--- BEGIN Listed entries ---
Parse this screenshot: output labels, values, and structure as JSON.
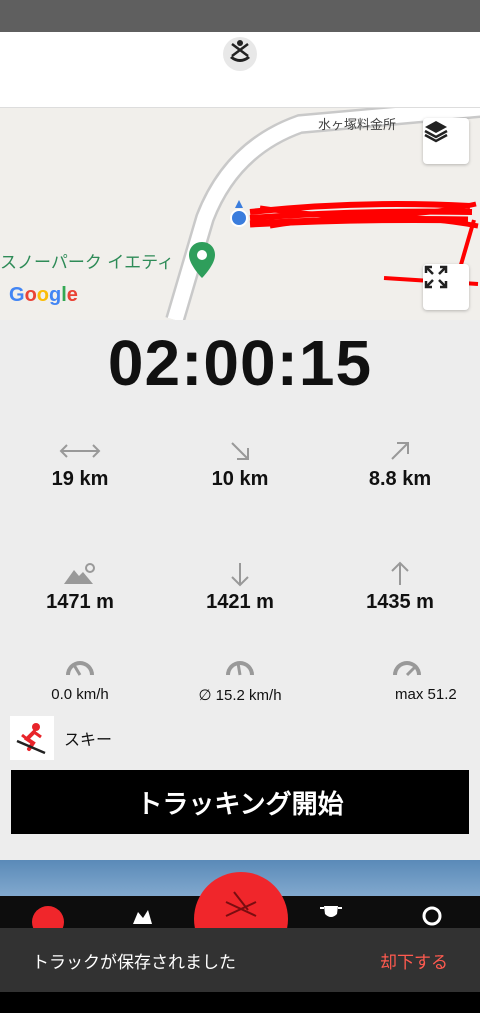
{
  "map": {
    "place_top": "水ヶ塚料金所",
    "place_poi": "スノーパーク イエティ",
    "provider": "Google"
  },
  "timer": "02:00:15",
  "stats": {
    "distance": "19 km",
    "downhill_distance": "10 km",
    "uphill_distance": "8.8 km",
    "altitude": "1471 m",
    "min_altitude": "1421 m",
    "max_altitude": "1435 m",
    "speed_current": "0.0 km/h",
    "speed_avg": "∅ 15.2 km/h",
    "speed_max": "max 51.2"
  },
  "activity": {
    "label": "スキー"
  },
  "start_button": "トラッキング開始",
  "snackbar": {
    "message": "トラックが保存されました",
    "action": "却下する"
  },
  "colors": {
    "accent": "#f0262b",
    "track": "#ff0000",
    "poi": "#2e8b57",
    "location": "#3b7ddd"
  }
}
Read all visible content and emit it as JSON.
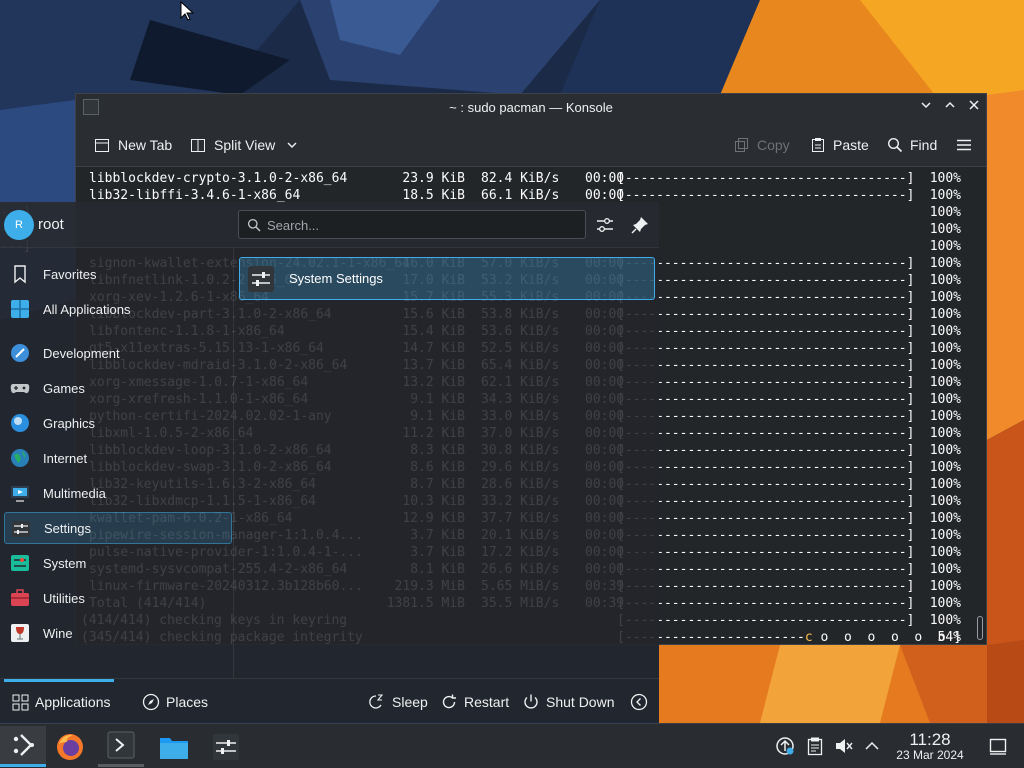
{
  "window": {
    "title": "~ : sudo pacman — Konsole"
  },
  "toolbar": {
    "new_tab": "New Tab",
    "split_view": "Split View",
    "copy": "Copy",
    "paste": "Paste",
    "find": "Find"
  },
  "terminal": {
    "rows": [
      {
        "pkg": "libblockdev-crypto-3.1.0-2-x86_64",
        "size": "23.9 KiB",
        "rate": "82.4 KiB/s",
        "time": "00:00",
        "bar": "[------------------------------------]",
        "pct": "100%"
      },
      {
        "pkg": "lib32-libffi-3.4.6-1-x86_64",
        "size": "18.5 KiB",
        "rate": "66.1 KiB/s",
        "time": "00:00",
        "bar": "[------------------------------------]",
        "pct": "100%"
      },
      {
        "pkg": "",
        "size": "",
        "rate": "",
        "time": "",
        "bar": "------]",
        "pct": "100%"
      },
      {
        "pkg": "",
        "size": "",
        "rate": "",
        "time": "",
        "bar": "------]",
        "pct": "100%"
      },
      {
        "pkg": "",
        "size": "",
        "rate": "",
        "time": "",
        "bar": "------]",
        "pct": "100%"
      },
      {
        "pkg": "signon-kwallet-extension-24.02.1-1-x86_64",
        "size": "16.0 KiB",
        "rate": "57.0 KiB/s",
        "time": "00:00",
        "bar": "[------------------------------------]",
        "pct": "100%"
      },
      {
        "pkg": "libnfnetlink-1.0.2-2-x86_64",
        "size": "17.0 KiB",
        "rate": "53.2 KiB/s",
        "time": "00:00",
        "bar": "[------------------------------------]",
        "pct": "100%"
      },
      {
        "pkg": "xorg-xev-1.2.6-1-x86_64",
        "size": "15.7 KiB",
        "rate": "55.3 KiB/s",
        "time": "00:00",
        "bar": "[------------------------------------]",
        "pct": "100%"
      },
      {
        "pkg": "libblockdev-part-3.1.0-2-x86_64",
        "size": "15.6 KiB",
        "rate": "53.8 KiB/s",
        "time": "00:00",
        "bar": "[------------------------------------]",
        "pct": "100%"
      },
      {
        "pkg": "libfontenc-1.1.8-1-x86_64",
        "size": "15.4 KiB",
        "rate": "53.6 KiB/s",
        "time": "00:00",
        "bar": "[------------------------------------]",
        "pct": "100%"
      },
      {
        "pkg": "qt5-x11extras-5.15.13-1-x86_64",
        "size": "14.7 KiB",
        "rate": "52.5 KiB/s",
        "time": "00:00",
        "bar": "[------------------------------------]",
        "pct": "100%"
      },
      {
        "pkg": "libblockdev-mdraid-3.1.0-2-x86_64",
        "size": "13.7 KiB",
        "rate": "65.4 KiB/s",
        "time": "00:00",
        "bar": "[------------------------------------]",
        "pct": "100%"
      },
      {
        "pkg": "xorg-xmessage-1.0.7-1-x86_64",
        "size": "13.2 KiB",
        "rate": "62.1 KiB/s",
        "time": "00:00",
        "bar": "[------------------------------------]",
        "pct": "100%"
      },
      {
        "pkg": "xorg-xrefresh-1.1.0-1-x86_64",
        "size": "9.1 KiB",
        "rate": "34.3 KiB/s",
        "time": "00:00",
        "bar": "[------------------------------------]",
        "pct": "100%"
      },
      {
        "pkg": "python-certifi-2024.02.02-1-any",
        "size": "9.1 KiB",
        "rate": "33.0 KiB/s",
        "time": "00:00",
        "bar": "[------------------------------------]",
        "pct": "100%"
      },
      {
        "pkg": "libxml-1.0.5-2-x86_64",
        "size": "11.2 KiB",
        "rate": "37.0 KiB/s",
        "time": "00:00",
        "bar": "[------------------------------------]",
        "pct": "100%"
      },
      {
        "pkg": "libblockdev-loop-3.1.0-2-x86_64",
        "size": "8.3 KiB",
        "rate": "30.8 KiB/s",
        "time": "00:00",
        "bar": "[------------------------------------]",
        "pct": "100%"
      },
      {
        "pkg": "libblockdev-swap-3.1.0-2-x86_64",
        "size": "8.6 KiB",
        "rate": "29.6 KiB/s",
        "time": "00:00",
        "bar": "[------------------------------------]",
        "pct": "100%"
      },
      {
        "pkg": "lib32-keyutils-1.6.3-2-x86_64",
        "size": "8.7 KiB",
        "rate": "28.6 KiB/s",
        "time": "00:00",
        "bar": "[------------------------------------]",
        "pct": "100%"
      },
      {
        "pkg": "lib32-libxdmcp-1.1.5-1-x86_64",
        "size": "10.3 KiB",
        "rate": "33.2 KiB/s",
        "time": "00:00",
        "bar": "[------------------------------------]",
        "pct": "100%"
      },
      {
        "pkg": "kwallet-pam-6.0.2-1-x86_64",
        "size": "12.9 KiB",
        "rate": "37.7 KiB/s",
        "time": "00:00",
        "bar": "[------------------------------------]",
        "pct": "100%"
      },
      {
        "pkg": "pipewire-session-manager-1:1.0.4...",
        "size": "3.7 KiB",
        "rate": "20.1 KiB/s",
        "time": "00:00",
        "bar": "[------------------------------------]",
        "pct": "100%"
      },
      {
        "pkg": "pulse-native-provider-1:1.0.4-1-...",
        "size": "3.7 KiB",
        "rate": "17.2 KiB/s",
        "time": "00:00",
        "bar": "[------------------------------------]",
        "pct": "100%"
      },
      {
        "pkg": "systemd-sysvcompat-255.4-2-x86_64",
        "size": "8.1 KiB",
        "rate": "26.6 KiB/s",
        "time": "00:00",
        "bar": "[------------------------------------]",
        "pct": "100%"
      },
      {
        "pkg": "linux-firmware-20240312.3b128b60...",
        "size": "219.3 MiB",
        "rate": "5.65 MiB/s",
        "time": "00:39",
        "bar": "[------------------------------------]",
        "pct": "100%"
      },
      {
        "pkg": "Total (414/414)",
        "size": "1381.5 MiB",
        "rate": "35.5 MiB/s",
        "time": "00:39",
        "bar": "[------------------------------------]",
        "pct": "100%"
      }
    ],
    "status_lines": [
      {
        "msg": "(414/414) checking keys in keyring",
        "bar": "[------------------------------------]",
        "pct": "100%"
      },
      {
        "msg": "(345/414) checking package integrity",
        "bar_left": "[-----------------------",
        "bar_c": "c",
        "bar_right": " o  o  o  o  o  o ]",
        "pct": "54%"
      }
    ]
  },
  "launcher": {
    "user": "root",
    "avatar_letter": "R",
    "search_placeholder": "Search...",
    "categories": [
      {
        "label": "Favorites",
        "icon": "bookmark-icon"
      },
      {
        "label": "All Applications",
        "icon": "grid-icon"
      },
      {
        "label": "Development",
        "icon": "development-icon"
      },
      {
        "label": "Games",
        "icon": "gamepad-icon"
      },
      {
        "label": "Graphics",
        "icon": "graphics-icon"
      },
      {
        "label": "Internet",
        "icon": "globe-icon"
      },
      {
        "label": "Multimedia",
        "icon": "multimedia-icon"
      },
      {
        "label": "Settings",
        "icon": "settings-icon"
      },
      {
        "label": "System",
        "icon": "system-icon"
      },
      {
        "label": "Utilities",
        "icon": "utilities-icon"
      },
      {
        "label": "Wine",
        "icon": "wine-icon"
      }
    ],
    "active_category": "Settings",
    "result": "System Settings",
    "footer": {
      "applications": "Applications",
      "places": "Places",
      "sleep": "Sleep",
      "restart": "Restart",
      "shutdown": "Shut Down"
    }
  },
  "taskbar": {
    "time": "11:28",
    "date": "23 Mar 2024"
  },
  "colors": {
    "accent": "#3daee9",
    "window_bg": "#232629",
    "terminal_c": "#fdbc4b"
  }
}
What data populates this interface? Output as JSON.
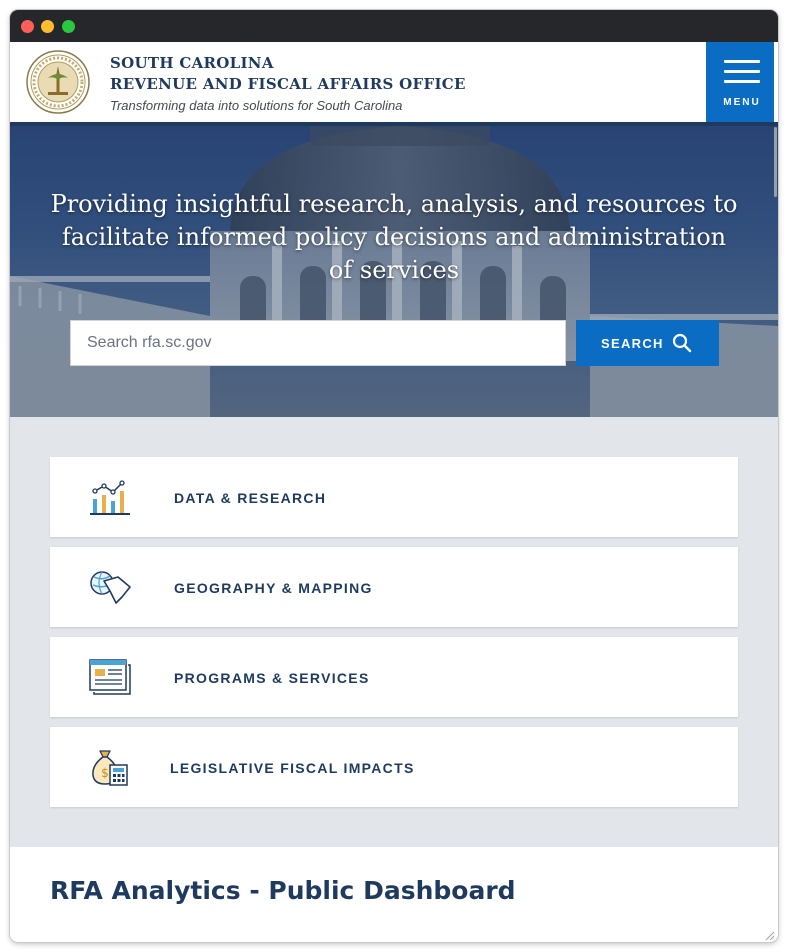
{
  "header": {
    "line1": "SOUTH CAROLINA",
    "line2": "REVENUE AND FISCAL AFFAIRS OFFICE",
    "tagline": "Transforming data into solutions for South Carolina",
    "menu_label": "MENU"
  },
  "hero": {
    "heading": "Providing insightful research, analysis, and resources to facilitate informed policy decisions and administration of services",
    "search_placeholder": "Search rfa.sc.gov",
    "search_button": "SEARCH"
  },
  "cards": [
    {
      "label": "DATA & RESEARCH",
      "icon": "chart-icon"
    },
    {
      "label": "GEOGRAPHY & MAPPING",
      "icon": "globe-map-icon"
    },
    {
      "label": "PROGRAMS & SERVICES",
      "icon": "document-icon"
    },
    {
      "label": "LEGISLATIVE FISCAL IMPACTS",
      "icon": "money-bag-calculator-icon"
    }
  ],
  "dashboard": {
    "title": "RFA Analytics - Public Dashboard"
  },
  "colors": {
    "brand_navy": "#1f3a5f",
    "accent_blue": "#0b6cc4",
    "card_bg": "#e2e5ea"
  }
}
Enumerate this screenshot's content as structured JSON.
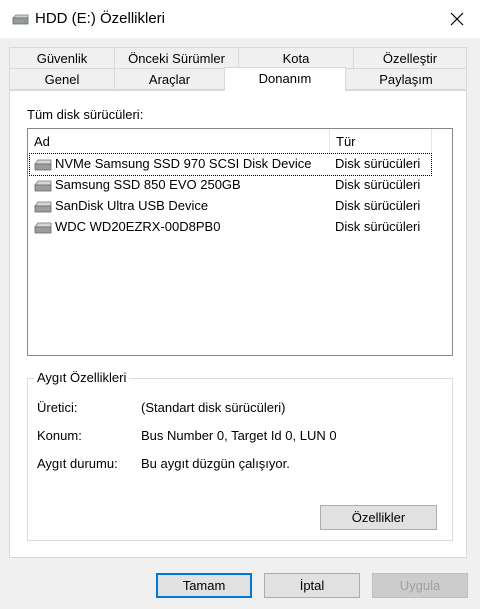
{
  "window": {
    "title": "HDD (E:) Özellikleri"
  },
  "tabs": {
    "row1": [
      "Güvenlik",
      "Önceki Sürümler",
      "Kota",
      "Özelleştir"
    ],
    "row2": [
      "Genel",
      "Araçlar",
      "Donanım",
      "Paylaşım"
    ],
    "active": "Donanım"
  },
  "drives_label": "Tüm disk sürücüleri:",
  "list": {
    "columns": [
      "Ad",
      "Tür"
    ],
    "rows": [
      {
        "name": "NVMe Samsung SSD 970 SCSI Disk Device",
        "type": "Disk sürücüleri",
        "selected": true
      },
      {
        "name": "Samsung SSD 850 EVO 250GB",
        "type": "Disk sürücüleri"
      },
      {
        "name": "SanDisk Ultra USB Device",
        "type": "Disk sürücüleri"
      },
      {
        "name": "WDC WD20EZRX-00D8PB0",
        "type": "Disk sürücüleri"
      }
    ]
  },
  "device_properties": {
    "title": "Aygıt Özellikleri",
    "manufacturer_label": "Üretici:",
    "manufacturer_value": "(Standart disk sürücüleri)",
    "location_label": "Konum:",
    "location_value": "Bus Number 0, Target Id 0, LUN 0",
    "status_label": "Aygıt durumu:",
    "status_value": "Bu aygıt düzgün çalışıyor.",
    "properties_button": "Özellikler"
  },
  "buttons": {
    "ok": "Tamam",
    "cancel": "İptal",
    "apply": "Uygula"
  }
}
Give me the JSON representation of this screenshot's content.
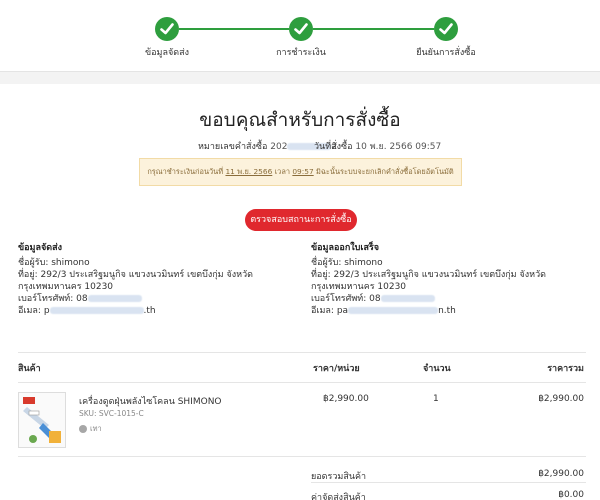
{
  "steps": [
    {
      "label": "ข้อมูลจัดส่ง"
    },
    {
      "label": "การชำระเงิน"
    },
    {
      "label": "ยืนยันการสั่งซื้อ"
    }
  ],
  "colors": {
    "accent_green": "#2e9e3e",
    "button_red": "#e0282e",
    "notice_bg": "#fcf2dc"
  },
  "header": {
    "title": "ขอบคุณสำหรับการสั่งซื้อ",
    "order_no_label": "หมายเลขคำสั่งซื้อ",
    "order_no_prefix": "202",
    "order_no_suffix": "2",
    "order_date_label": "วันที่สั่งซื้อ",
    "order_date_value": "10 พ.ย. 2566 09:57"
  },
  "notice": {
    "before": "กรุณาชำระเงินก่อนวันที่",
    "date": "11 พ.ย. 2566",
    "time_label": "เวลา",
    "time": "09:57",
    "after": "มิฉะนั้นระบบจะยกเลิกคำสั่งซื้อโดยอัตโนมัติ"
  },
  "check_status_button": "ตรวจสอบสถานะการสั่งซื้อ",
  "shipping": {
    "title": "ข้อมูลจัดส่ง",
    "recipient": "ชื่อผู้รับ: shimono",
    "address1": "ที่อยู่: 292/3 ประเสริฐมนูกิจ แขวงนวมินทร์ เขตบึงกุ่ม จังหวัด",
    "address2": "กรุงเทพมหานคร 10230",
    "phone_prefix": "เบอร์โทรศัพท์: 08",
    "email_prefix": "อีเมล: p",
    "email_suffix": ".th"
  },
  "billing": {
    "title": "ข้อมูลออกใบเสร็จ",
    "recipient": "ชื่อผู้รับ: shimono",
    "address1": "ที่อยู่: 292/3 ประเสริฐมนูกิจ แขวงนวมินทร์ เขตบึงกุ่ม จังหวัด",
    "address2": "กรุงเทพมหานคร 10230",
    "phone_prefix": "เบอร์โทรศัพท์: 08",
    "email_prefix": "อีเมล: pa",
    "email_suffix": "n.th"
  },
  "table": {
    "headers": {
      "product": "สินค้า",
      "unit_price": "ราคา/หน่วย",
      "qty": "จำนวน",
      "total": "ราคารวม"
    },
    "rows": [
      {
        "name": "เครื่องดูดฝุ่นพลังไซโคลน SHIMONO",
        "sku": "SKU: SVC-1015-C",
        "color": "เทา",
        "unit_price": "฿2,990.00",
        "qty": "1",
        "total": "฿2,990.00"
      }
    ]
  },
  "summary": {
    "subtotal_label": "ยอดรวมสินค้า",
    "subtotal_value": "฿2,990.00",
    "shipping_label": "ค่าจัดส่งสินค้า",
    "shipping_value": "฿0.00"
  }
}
--- END Listed entries ---
* _Your task_
Copy all lines in the listing above where the string "screenshot" appears.

* _Exercise answer_
Parse this screenshot: output labels, values, and structure as JSON.
Enumerate this screenshot's content as structured JSON.
Give me the JSON representation of this screenshot's content.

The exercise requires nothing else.